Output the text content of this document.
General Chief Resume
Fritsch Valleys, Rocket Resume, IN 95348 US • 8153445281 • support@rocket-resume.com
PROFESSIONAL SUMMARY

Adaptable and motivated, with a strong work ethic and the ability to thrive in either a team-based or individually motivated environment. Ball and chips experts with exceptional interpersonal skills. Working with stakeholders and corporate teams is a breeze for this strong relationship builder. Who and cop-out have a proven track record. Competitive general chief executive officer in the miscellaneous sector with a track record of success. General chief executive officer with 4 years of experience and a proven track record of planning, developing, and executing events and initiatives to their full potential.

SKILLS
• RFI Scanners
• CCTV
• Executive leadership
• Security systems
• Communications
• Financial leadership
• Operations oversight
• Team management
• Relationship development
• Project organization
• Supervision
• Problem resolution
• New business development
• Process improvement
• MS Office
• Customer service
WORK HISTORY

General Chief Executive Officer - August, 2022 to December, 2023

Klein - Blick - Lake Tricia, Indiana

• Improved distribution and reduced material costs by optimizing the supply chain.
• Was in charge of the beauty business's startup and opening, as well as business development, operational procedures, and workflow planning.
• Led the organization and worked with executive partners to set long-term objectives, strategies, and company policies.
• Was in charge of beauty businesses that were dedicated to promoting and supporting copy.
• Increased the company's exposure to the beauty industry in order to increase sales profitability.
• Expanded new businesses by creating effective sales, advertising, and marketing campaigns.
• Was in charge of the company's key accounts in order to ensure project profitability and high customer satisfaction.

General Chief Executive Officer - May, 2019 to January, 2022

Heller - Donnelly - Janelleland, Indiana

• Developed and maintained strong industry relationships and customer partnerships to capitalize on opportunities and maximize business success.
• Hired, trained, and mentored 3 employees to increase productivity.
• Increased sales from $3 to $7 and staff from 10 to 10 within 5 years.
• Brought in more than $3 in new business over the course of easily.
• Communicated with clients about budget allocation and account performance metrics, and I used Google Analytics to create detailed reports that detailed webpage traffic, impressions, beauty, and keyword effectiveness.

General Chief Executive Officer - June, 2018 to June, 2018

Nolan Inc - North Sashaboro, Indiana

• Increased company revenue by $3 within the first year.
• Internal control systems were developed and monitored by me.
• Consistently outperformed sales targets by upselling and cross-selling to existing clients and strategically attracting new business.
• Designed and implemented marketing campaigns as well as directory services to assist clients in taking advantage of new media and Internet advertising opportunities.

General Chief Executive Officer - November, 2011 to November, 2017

> REQUEST
Please output the entire listing exactly as it stands.

> TASK SOLUTION
Output the text content of this document.
General Chief Resume
Fritsch Valleys, Rocket Resume, IN 95348 US • 8153445281 • support@rocket-resume.com
PROFESSIONAL SUMMARY

Adaptable and motivated, with a strong work ethic and the ability to thrive in either a team-based or individually motivated environment. Ball and chips experts with exceptional interpersonal skills. Working with stakeholders and corporate teams is a breeze for this strong relationship builder. Who and cop-out have a proven track record. Competitive general chief executive officer in the miscellaneous sector with a track record of success. General chief executive officer with 4 years of experience and a proven track record of planning, developing, and executing events and initiatives to their full potential.

SKILLS
• RFI Scanners
• CCTV
• Executive leadership
• Security systems
• Communications
• Financial leadership
• Operations oversight
• Team management
• Relationship development
• Project organization
• Supervision
• Problem resolution
• New business development
• Process improvement
• MS Office
• Customer service
WORK HISTORY

General Chief Executive Officer - August, 2022 to December, 2023

Klein - Blick - Lake Tricia, Indiana

• Improved distribution and reduced material costs by optimizing the supply chain.
• Was in charge of the beauty business's startup and opening, as well as business development, operational procedures, and workflow planning.
• Led the organization and worked with executive partners to set long-term objectives, strategies, and company policies.
• Was in charge of beauty businesses that were dedicated to promoting and supporting copy.
• Increased the company's exposure to the beauty industry in order to increase sales profitability.
• Expanded new businesses by creating effective sales, advertising, and marketing campaigns.
• Was in charge of the company's key accounts in order to ensure project profitability and high customer satisfaction.

General Chief Executive Officer - May, 2019 to January, 2022

Heller - Donnelly - Janelleland, Indiana

• Developed and maintained strong industry relationships and customer partnerships to capitalize on opportunities and maximize business success.
• Hired, trained, and mentored 3 employees to increase productivity.
• Increased sales from $3 to $7 and staff from 10 to 10 within 5 years.
• Brought in more than $3 in new business over the course of easily.
• Communicated with clients about budget allocation and account performance metrics, and I used Google Analytics to create detailed reports that detailed webpage traffic, impressions, beauty, and keyword effectiveness.

General Chief Executive Officer - June, 2018 to June, 2018

Nolan Inc - North Sashaboro, Indiana

• Increased company revenue by $3 within the first year.
• Internal control systems were developed and monitored by me.
• Consistently outperformed sales targets by upselling and cross-selling to existing clients and strategically attracting new business.
• Designed and implemented marketing campaigns as well as directory services to assist clients in taking advantage of new media and Internet advertising opportunities.

General Chief Executive Officer - November, 2011 to November, 2017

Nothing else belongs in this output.